- Task details -
Listed below are entries; give the number of lines among them that include "arrow", and only that number.
☆ ☆ ☆ ☆ ☆ ☆ ☆
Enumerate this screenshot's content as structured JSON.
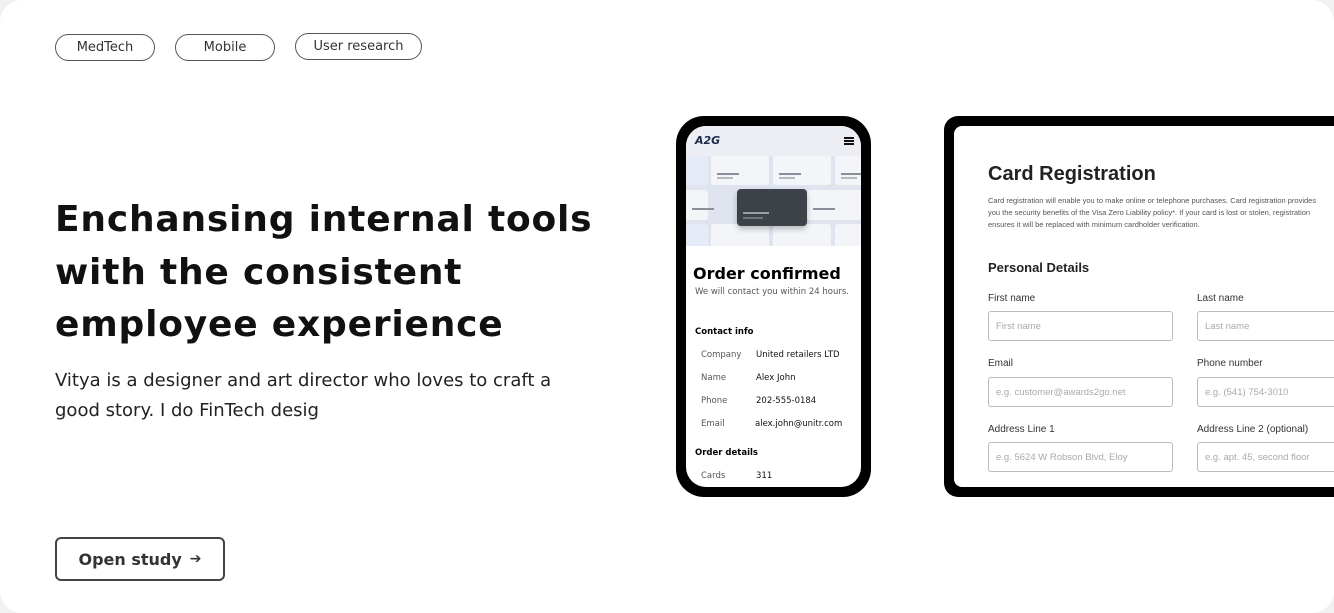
{
  "tags": [
    "MedTech",
    "Mobile",
    "User research"
  ],
  "hero": {
    "title_line1": "Enchansing internal tools",
    "title_line2": "with the consistent",
    "title_line3": "employee experience",
    "description": "Vitya is a designer and art director who loves to craft a good story. I do FinTech desig"
  },
  "cta": {
    "label": "Open study",
    "icon": "arrow-right-icon"
  },
  "phone": {
    "logo": "A2G",
    "title": "Order confirmed",
    "subtitle": "We will contact you within 24 hours.",
    "contact_heading": "Contact info",
    "contact": [
      {
        "label": "Company",
        "value": "United retailers LTD"
      },
      {
        "label": "Name",
        "value": "Alex John"
      },
      {
        "label": "Phone",
        "value": "202-555-0184"
      },
      {
        "label": "Email",
        "value": "alex.john@unitr.com"
      }
    ],
    "order_heading": "Order details",
    "order": [
      {
        "label": "Cards",
        "value": "311"
      }
    ]
  },
  "desktop": {
    "title": "Card Registration",
    "paragraph": "Card registration will enable you to make online or telephone purchases. Card registration provides you the security benefits of the Visa Zero Liability policy*. If your card is lost or stolen, registration ensures it will be replaced with minimum cardholder verification.",
    "section": "Personal Details",
    "fields": [
      {
        "label": "First name",
        "placeholder": "First name"
      },
      {
        "label": "Last name",
        "placeholder": "Last name"
      },
      {
        "label": "Email",
        "placeholder": "e.g. customer@awards2go.net"
      },
      {
        "label": "Phone number",
        "placeholder": "e.g. (541) 754-3010"
      },
      {
        "label": "Address Line 1",
        "placeholder": "e.g. 5624 W Robson Blvd, Eloy"
      },
      {
        "label": "Address Line 2 (optional)",
        "placeholder": "e.g. apt. 45, second floor"
      }
    ]
  }
}
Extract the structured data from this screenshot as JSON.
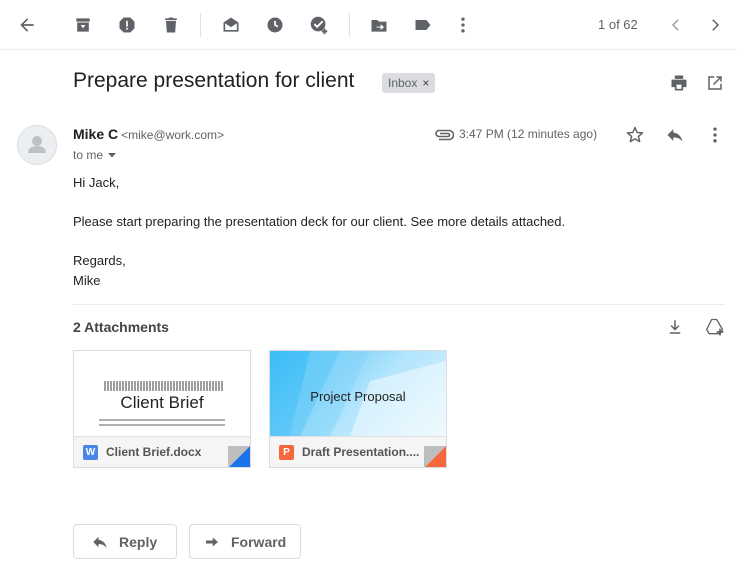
{
  "toolbar": {
    "icons": [
      "back-arrow-icon",
      "archive-icon",
      "report-spam-icon",
      "delete-icon",
      "mark-unread-icon",
      "snooze-icon",
      "add-to-tasks-icon",
      "move-to-icon",
      "labels-icon",
      "more-vert-icon"
    ],
    "pager": "1 of 62"
  },
  "email": {
    "subject": "Prepare presentation for client",
    "label": "Inbox",
    "label_remove": "×",
    "sender_name": "Mike C",
    "sender_email": "<mike@work.com>",
    "to_text": "to me",
    "time": "3:47 PM (12 minutes ago)",
    "body": {
      "greeting": "Hi Jack,",
      "paragraph": "Please start preparing the presentation deck for our client. See more details attached.",
      "signoff": "Regards,",
      "signature": "Mike"
    }
  },
  "attachments": {
    "title": "2 Attachments",
    "items": [
      {
        "thumb_title": "Client Brief",
        "filename": "Client Brief.docx",
        "badge": "W",
        "badge_color": "#4a86e8",
        "corner_color": "#1a73e8"
      },
      {
        "thumb_title": "Project Proposal",
        "filename": "Draft Presentation....",
        "badge": "P",
        "badge_color": "#f4683c",
        "corner_color": "#f4683c"
      }
    ]
  },
  "actions": {
    "reply": "Reply",
    "forward": "Forward"
  }
}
☆ ☆ ☆ ☆ ☆ ☆ ☆
- Task result -
2